#### SET TASK
Pictures do not belong in the copy, so please give every entry below again exactly.

#### MATERIAL FOR THE TASK

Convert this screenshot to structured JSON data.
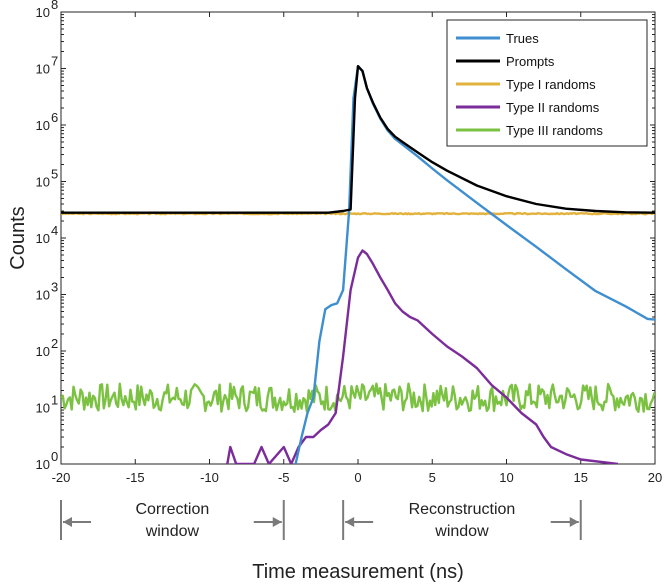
{
  "chart_data": {
    "type": "line",
    "title": "",
    "xlabel": "Time measurement (ns)",
    "ylabel": "Counts",
    "xlim": [
      -20,
      20
    ],
    "ylim_log10": [
      0,
      8
    ],
    "yscale": "log",
    "x_ticks": [
      -20,
      -15,
      -10,
      -5,
      0,
      5,
      10,
      15,
      20
    ],
    "x_tick_labels": [
      "-20",
      "-15",
      "-10",
      "-5",
      "0",
      "5",
      "10",
      "15",
      "20"
    ],
    "y_ticks_exponent": [
      0,
      1,
      2,
      3,
      4,
      5,
      6,
      7,
      8
    ],
    "y_tick_labels": [
      "10",
      "10",
      "10",
      "10",
      "10",
      "10",
      "10",
      "10",
      "10"
    ],
    "y_tick_exponents": [
      "0",
      "1",
      "2",
      "3",
      "4",
      "5",
      "6",
      "7",
      "8"
    ],
    "legend_position": "top-right",
    "series": [
      {
        "name": "Trues",
        "color": "#3e8ed0",
        "x": [
          -4.2,
          -3.8,
          -3.4,
          -3.0,
          -2.6,
          -2.2,
          -1.8,
          -1.4,
          -1.0,
          -0.6,
          -0.3,
          0.0,
          0.3,
          0.6,
          1.0,
          1.5,
          2.0,
          2.5,
          3.0,
          4.0,
          5.0,
          6.0,
          8.0,
          10.0,
          12.0,
          14.0,
          16.0,
          18.0,
          19.5,
          20.0
        ],
        "y": [
          1,
          3,
          8,
          15,
          150,
          550,
          650,
          700,
          1200,
          30000,
          3000000,
          11000000,
          9000000,
          4500000,
          2400000,
          1300000,
          800000,
          570000,
          450000,
          280000,
          170000,
          105000,
          42000,
          17000,
          7000,
          2800,
          1150,
          620,
          370,
          360
        ]
      },
      {
        "name": "Prompts",
        "color": "#000000",
        "x": [
          -20,
          -10,
          -2,
          -1,
          -0.5,
          -0.2,
          0.0,
          0.3,
          0.6,
          1.0,
          1.5,
          2.0,
          2.5,
          3.0,
          4.0,
          5.0,
          6.0,
          8.0,
          10.0,
          12.0,
          14.0,
          16.0,
          18.0,
          20.0
        ],
        "y": [
          28000,
          28000,
          28000,
          30000,
          32000,
          3000000,
          11000000,
          9000000,
          4500000,
          2500000,
          1350000,
          850000,
          620000,
          500000,
          330000,
          220000,
          155000,
          85000,
          55000,
          40000,
          33000,
          30000,
          28500,
          28000
        ]
      },
      {
        "name": "Type I randoms",
        "color": "#e3b23c",
        "x": [
          -20,
          -10,
          0,
          10,
          20
        ],
        "y": [
          27000,
          27000,
          27000,
          27000,
          27000
        ]
      },
      {
        "name": "Type II randoms",
        "color": "#7b2c9a",
        "x": [
          -8.8,
          -8.6,
          -8.2,
          -7.0,
          -6.5,
          -6.0,
          -5.0,
          -4.5,
          -4.0,
          -3.5,
          -3.0,
          -2.5,
          -2.0,
          -1.5,
          -1.0,
          -0.5,
          0.0,
          0.3,
          0.6,
          1.0,
          1.5,
          2.0,
          2.5,
          3.0,
          3.5,
          4.0,
          5.0,
          6.0,
          7.0,
          8.0,
          9.0,
          10.0,
          11.0,
          12.0,
          12.5,
          13.0,
          14.0,
          15.0,
          17.5
        ],
        "y": [
          1,
          2,
          1,
          1,
          2,
          1,
          2,
          1,
          2,
          3,
          3,
          4,
          5,
          8,
          80,
          1200,
          4500,
          6000,
          5200,
          3500,
          2000,
          1200,
          700,
          500,
          400,
          350,
          200,
          120,
          80,
          50,
          25,
          15,
          8,
          5,
          3,
          2,
          1.5,
          1.2,
          1
        ]
      },
      {
        "name": "Type III randoms",
        "color": "#7cc242",
        "x": [
          -20,
          20
        ],
        "y": [
          15,
          15
        ]
      }
    ],
    "annotations": [
      {
        "text": "Correction\nwindow",
        "line1": "Correction",
        "line2": "window",
        "x_range": [
          -20,
          -5
        ]
      },
      {
        "text": "Reconstruction\nwindow",
        "line1": "Reconstruction",
        "line2": "window",
        "x_range": [
          -1,
          15
        ]
      }
    ]
  }
}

#### EXERCISE OUTPUT
Convert this screenshot to structured JSON data.
{
  "chart_data": {
    "type": "line",
    "title": "",
    "xlabel": "Time measurement (ns)",
    "ylabel": "Counts",
    "xlim": [
      -20,
      20
    ],
    "ylim_log10": [
      0,
      8
    ],
    "yscale": "log",
    "x_ticks": [
      -20,
      -15,
      -10,
      -5,
      0,
      5,
      10,
      15,
      20
    ],
    "x_tick_labels": [
      "-20",
      "-15",
      "-10",
      "-5",
      "0",
      "5",
      "10",
      "15",
      "20"
    ],
    "y_ticks_exponent": [
      0,
      1,
      2,
      3,
      4,
      5,
      6,
      7,
      8
    ],
    "y_tick_labels": [
      "10",
      "10",
      "10",
      "10",
      "10",
      "10",
      "10",
      "10",
      "10"
    ],
    "y_tick_exponents": [
      "0",
      "1",
      "2",
      "3",
      "4",
      "5",
      "6",
      "7",
      "8"
    ],
    "legend_position": "top-right",
    "series": [
      {
        "name": "Trues",
        "color": "#3e8ed0",
        "x": [
          -4.2,
          -3.8,
          -3.4,
          -3.0,
          -2.6,
          -2.2,
          -1.8,
          -1.4,
          -1.0,
          -0.6,
          -0.3,
          0.0,
          0.3,
          0.6,
          1.0,
          1.5,
          2.0,
          2.5,
          3.0,
          4.0,
          5.0,
          6.0,
          8.0,
          10.0,
          12.0,
          14.0,
          16.0,
          18.0,
          19.5,
          20.0
        ],
        "y": [
          1,
          3,
          8,
          15,
          150,
          550,
          650,
          700,
          1200,
          30000,
          3000000,
          11000000,
          9000000,
          4500000,
          2400000,
          1300000,
          800000,
          570000,
          450000,
          280000,
          170000,
          105000,
          42000,
          17000,
          7000,
          2800,
          1150,
          620,
          370,
          360
        ]
      },
      {
        "name": "Prompts",
        "color": "#000000",
        "x": [
          -20,
          -10,
          -2,
          -1,
          -0.5,
          -0.2,
          0.0,
          0.3,
          0.6,
          1.0,
          1.5,
          2.0,
          2.5,
          3.0,
          4.0,
          5.0,
          6.0,
          8.0,
          10.0,
          12.0,
          14.0,
          16.0,
          18.0,
          20.0
        ],
        "y": [
          28000,
          28000,
          28000,
          30000,
          32000,
          3000000,
          11000000,
          9000000,
          4500000,
          2500000,
          1350000,
          850000,
          620000,
          500000,
          330000,
          220000,
          155000,
          85000,
          55000,
          40000,
          33000,
          30000,
          28500,
          28000
        ]
      },
      {
        "name": "Type I randoms",
        "color": "#e3b23c",
        "x": [
          -20,
          -10,
          0,
          10,
          20
        ],
        "y": [
          27000,
          27000,
          27000,
          27000,
          27000
        ]
      },
      {
        "name": "Type II randoms",
        "color": "#7b2c9a",
        "x": [
          -8.8,
          -8.6,
          -8.2,
          -7.0,
          -6.5,
          -6.0,
          -5.0,
          -4.5,
          -4.0,
          -3.5,
          -3.0,
          -2.5,
          -2.0,
          -1.5,
          -1.0,
          -0.5,
          0.0,
          0.3,
          0.6,
          1.0,
          1.5,
          2.0,
          2.5,
          3.0,
          3.5,
          4.0,
          5.0,
          6.0,
          7.0,
          8.0,
          9.0,
          10.0,
          11.0,
          12.0,
          12.5,
          13.0,
          14.0,
          15.0,
          17.5
        ],
        "y": [
          1,
          2,
          1,
          1,
          2,
          1,
          2,
          1,
          2,
          3,
          3,
          4,
          5,
          8,
          80,
          1200,
          4500,
          6000,
          5200,
          3500,
          2000,
          1200,
          700,
          500,
          400,
          350,
          200,
          120,
          80,
          50,
          25,
          15,
          8,
          5,
          3,
          2,
          1.5,
          1.2,
          1
        ]
      },
      {
        "name": "Type III randoms",
        "color": "#7cc242",
        "x": [
          -20,
          20
        ],
        "y": [
          15,
          15
        ]
      }
    ],
    "annotations": [
      {
        "text": "Correction\nwindow",
        "line1": "Correction",
        "line2": "window",
        "x_range": [
          -20,
          -5
        ]
      },
      {
        "text": "Reconstruction\nwindow",
        "line1": "Reconstruction",
        "line2": "window",
        "x_range": [
          -1,
          15
        ]
      }
    ]
  }
}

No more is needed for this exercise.